### Data rows
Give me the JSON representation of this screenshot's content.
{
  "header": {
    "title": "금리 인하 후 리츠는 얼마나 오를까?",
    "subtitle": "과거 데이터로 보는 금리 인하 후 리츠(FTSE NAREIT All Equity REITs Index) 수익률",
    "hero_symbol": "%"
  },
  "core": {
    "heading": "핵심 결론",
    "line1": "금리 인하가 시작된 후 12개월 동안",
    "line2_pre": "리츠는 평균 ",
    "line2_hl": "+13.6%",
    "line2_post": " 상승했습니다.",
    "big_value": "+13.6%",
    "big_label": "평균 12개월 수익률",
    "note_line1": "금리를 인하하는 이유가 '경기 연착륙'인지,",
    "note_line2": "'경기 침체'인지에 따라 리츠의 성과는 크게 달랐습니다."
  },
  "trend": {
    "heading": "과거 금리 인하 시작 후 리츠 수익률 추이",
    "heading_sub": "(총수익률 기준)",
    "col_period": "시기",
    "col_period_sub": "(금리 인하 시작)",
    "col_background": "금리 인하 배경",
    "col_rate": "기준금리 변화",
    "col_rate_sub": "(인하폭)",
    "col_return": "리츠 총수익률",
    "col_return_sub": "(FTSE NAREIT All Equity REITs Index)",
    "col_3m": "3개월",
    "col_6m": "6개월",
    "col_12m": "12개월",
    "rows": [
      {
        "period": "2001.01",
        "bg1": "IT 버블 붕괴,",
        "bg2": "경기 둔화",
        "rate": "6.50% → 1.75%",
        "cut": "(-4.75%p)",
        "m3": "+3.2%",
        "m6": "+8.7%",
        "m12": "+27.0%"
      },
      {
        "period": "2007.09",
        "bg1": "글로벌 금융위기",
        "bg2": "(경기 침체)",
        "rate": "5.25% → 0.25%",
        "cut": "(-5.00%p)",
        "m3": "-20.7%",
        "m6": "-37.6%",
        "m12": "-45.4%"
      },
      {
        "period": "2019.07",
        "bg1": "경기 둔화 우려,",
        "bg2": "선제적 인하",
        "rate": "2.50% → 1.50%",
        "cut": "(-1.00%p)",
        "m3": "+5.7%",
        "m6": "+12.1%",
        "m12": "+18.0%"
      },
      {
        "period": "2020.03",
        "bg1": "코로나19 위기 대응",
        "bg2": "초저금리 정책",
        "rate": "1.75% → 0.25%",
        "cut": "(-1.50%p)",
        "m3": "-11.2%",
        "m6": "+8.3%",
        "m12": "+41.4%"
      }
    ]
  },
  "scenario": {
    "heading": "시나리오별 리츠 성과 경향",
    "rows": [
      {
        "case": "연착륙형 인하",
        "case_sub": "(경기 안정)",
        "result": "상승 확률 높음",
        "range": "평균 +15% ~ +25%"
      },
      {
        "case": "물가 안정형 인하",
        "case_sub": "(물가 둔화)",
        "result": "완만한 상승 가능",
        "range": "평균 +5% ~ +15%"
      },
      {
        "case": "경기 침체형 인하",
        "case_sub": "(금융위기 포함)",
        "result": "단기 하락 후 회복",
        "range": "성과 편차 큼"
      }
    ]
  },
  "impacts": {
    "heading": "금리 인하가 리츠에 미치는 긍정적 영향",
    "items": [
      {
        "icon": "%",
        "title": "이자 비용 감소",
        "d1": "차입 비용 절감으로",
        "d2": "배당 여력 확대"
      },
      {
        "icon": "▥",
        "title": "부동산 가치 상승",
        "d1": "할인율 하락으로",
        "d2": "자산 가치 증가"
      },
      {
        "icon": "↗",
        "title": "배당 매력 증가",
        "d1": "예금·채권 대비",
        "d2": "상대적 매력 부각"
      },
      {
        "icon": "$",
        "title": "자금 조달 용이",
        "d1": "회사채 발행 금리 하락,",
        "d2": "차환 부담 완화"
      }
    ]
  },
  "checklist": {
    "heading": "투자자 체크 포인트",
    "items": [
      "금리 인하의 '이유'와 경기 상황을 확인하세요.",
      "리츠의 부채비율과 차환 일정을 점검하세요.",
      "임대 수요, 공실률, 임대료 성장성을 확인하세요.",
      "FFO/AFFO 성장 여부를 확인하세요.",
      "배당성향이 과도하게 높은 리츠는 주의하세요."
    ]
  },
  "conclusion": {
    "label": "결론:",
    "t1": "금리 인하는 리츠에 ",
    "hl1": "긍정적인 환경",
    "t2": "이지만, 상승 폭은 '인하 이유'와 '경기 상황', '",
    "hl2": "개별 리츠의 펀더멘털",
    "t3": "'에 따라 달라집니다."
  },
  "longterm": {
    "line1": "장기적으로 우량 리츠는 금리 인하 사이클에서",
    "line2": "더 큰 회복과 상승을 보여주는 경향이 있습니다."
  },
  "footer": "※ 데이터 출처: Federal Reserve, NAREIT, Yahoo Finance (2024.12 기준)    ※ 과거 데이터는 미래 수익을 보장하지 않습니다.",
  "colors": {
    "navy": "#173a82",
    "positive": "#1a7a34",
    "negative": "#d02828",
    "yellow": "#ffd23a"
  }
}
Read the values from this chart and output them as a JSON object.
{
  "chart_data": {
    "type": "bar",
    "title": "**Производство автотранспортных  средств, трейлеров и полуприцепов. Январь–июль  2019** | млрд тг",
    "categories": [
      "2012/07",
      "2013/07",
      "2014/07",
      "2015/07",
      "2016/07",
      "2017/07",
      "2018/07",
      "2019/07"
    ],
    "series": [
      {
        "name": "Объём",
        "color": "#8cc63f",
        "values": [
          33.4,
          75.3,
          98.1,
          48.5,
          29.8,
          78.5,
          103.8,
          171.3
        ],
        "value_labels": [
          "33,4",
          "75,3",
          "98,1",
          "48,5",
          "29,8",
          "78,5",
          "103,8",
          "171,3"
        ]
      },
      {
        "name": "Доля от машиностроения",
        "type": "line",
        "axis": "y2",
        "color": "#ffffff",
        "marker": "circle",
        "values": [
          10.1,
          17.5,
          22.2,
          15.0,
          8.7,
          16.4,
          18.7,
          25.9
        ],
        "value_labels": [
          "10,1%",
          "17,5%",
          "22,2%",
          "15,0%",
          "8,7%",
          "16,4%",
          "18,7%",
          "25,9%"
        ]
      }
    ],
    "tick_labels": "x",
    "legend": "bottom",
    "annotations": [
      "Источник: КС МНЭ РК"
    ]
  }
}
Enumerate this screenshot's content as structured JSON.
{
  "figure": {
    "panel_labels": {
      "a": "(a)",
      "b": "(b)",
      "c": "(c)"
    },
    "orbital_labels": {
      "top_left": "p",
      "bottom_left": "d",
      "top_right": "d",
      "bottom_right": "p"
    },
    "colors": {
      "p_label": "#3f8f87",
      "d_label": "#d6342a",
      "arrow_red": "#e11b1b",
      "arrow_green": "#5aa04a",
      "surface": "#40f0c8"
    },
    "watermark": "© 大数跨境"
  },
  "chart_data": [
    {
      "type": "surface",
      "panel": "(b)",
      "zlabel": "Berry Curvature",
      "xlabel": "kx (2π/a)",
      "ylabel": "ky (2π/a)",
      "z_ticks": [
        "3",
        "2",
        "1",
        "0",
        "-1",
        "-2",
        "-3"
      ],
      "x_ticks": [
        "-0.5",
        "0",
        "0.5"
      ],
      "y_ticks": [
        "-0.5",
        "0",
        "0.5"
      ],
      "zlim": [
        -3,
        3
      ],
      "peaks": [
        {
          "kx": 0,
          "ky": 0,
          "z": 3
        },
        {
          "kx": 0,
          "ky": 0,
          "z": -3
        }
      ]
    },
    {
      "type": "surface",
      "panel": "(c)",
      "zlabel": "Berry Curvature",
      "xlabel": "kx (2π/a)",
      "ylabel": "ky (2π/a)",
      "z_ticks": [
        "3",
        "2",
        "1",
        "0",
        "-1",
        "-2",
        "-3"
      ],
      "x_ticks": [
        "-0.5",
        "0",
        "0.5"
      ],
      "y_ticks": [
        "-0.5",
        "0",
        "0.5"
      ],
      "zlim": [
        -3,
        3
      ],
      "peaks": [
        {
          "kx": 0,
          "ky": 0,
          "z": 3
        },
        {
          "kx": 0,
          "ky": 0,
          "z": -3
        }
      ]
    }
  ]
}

### Problem
Count every line above that holds the string "확인하세요" and give the total, nothing more.

### Written solution
3